AIM
Format every line of the records below as a Markdown table with two columns, No. and Line, numbering each row and leaving out blank lines.

RECORDS PROVIDED
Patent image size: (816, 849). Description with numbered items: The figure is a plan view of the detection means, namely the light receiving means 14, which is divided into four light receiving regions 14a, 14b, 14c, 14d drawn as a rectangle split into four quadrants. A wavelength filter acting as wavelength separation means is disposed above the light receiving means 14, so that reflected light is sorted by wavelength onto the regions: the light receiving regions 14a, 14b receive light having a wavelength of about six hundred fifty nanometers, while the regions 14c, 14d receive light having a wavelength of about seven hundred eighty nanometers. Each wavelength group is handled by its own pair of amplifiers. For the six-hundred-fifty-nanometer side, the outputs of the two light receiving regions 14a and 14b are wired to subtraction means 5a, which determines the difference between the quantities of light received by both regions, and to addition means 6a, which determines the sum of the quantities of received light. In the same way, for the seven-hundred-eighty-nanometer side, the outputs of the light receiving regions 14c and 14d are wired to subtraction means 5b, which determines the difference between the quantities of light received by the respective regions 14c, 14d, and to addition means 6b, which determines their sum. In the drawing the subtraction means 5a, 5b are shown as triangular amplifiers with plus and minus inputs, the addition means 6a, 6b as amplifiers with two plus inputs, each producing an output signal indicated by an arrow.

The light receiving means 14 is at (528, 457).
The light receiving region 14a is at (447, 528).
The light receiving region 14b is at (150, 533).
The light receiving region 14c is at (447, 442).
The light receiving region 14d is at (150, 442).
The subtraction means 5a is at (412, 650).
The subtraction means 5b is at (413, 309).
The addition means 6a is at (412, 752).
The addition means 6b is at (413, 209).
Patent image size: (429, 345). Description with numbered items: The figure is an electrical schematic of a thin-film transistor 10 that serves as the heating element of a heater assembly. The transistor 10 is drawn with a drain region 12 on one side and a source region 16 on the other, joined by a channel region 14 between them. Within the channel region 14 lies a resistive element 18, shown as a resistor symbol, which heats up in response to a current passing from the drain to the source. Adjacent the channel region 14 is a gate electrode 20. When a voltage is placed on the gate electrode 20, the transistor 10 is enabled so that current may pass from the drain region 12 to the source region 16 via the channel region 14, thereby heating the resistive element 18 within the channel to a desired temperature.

SOLUTION TO THIS TASK
| No. | Line |
|---|---|
| 1 | Patent image size: (816, 849). Description with numbered items: The figure is a plan view of the detection means, namely the light receiving means 14, which is divided into four light receiving regions 14a, 14b, 14c, 14d drawn as a rectangle split into four quadrants. A wavelength filter acting as wavelength separation means is disposed above the light receiving means 14, so that reflected light is sorted by wavelength onto the regions: the light receiving regions 14a, 14b receive light having a wavelength of about six hundred fifty nanometers, while the regions 14c, 14d receive light having a wavelength of about seven hundred eighty nanometers. Each wavelength group is handled by its own pair of amplifiers. For the six-hundred-fifty-nanometer side, the outputs of the two light receiving regions 14a and 14b are wired to subtraction means 5a, which determines the difference between the quantities of light received by both regions, and to addition means 6a, which determines the sum of the quantities of received light. In the same way, for the seven-hundred-eighty-nanometer side, the outputs of the light receiving regions 14c and 14d are wired to subtraction means 5b, which determines the difference between the quantities of light received by the respective regions 14c, 14d, and to addition means 6b, which determines their sum. In the drawing the subtraction means 5a, 5b are shown as triangular amplifiers with plus and minus inputs, the addition means 6a, 6b as amplifiers with two plus inputs, each producing an output signal indicated by an arrow. |
| 2 | The light receiving means 14 is at (528, 457). |
| 3 | The light receiving region 14a is at (447, 528). |
| 4 | The light receiving region 14b is at (150, 533). |
| 5 | The light receiving region 14c is at (447, 442). |
| 6 | The light receiving region 14d is at (150, 442). |
| 7 | The subtraction means 5a is at (412, 650). |
| 8 | The subtraction means 5b is at (413, 309). |
| 9 | The addition means 6a is at (412, 752). |
| 10 | The addition means 6b is at (413, 209). |
| 11 | Patent image size: (429, 345). Description with numbered items: The figure is an electrical schematic of a thin-film transistor 10 that serves as the heating element of a heater assembly. The transistor 10 is drawn with a drain region 12 on one side and a source region 16 on the other, joined by a channel region 14 between them. Within the channel region 14 lies a resistive element 18, shown as a resistor symbol, which heats up in response to a current passing from the drain to the source. Adjacent the channel region 14 is a gate electrode 20. When a voltage is placed on the gate electrode 20, the transistor 10 is enabled so that current may pass from the drain region 12 to the source region 16 via the channel region 14, thereby heating the resistive element 18 within the channel to a desired temperature. |